ENTRIES.
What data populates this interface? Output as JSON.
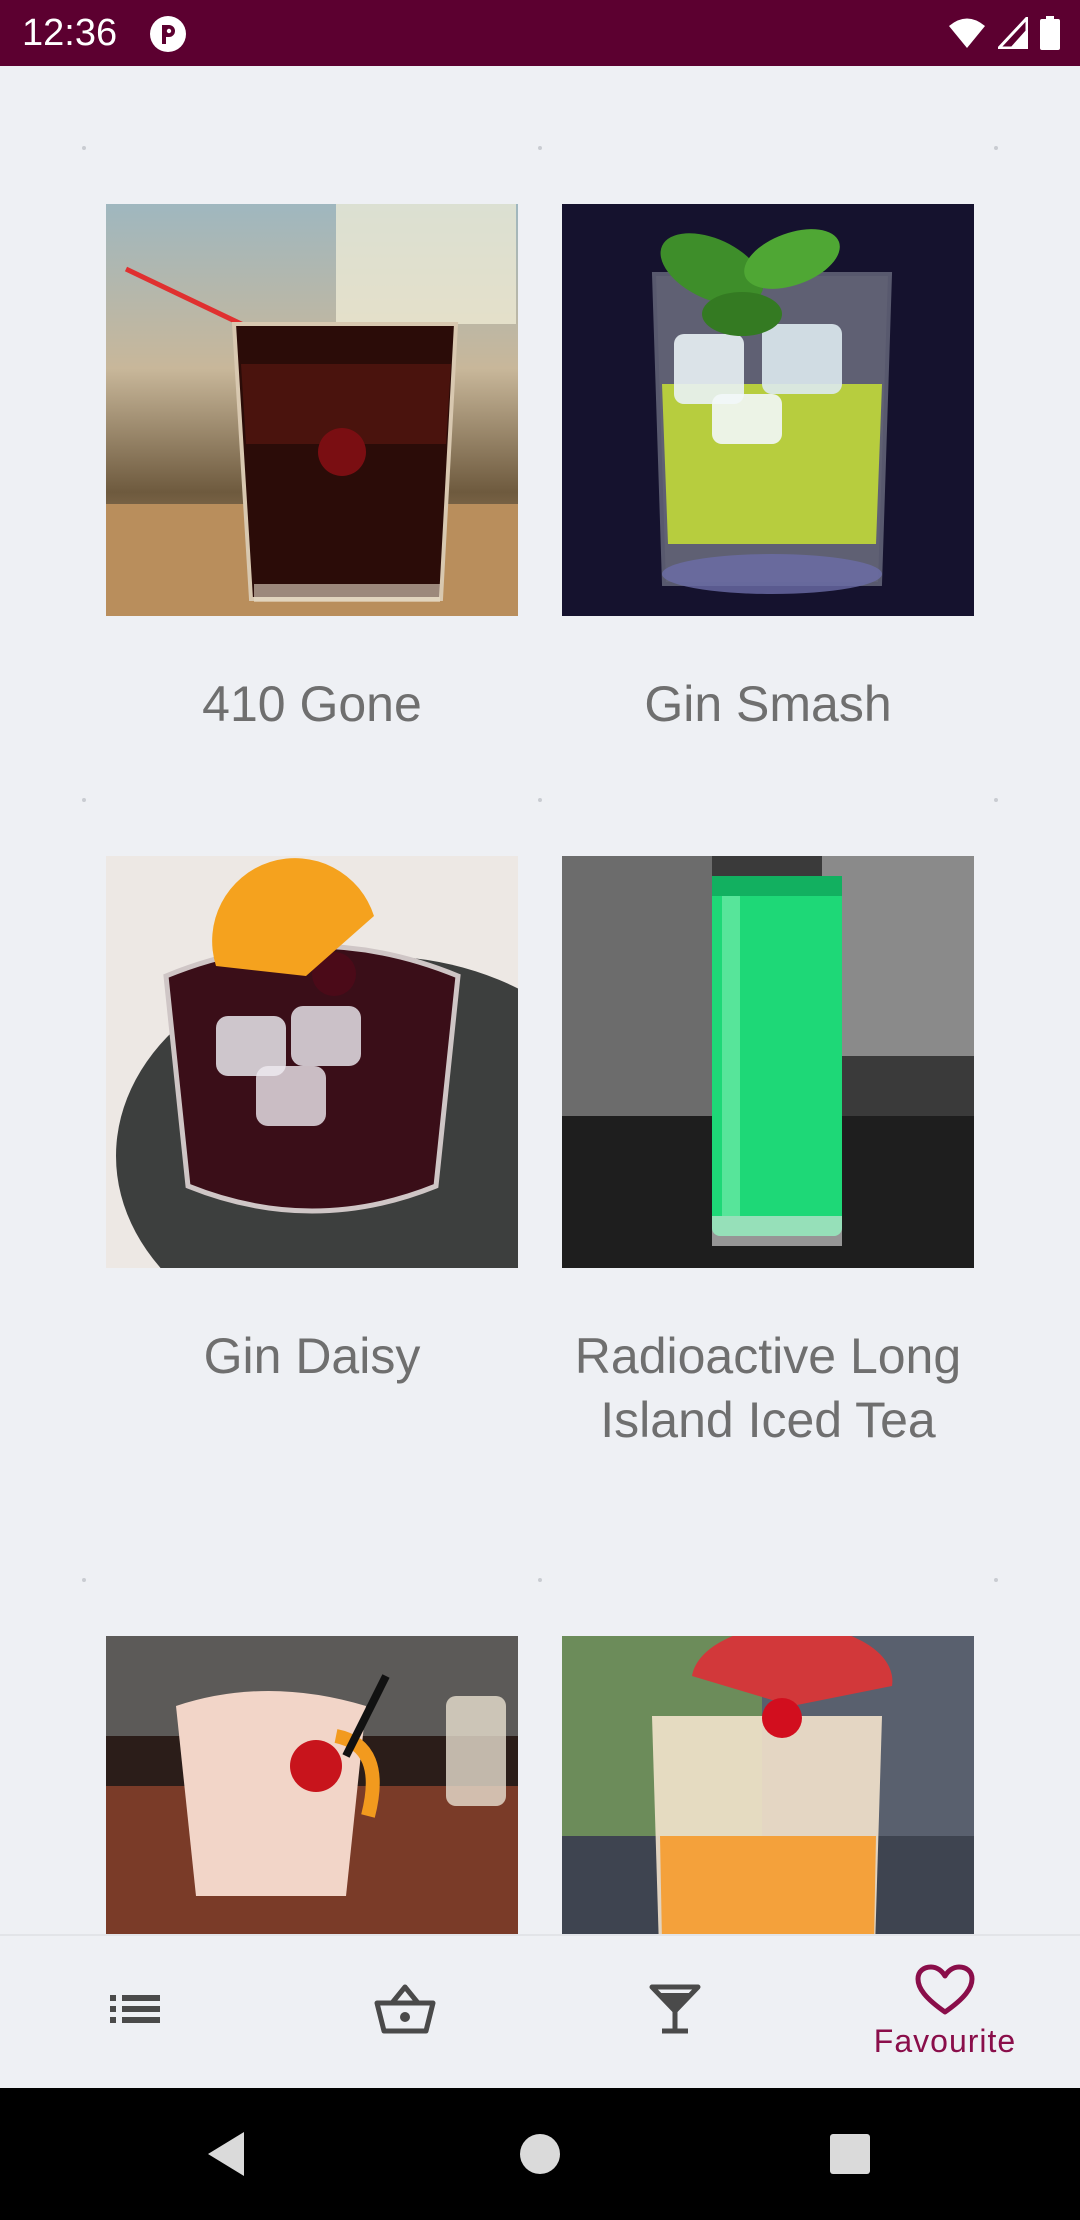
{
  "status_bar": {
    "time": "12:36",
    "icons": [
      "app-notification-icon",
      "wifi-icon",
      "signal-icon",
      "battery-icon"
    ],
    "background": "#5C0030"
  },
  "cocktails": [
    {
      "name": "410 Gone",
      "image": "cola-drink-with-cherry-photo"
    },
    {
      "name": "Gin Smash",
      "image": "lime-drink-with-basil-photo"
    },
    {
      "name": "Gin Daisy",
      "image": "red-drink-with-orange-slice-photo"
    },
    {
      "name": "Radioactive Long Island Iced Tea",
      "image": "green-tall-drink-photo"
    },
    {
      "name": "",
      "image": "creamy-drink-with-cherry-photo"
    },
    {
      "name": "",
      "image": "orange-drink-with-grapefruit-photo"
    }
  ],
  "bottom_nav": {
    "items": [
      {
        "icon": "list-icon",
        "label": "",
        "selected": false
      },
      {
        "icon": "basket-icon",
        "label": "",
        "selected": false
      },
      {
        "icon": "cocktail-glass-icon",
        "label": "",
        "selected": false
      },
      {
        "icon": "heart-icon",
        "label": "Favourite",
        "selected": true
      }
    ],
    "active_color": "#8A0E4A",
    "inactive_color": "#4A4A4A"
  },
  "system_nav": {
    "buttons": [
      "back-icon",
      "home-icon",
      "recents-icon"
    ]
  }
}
* * *
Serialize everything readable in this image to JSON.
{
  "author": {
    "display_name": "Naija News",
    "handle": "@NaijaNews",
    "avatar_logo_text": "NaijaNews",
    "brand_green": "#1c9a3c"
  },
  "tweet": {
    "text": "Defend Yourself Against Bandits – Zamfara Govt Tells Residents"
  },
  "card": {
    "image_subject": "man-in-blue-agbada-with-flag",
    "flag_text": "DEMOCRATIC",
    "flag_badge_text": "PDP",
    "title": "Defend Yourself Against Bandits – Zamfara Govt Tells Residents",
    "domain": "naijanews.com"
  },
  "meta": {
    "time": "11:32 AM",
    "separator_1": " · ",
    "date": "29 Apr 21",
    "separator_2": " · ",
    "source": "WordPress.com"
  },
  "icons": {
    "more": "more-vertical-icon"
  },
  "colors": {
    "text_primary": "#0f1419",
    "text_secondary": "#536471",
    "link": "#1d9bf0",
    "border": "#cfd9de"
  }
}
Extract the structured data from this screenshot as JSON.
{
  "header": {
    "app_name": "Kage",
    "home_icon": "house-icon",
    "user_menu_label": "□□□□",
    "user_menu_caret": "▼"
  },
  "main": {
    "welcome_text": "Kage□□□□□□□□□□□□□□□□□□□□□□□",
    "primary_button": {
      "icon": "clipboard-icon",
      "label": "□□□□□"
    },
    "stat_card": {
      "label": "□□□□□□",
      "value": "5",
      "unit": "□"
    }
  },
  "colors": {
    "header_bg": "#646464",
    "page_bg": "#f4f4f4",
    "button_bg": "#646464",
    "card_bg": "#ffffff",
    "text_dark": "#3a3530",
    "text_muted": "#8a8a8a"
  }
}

OBJECTIVE. Find the string "Residents" in the listing and return every line that holds it.

ANSWER TO THIS PROBLEM.
    "text": "Defend Yourself Against Bandits – Zamfara Govt Tells Residents"
    "title": "Defend Yourself Against Bandits – Zamfara Govt Tells Residents",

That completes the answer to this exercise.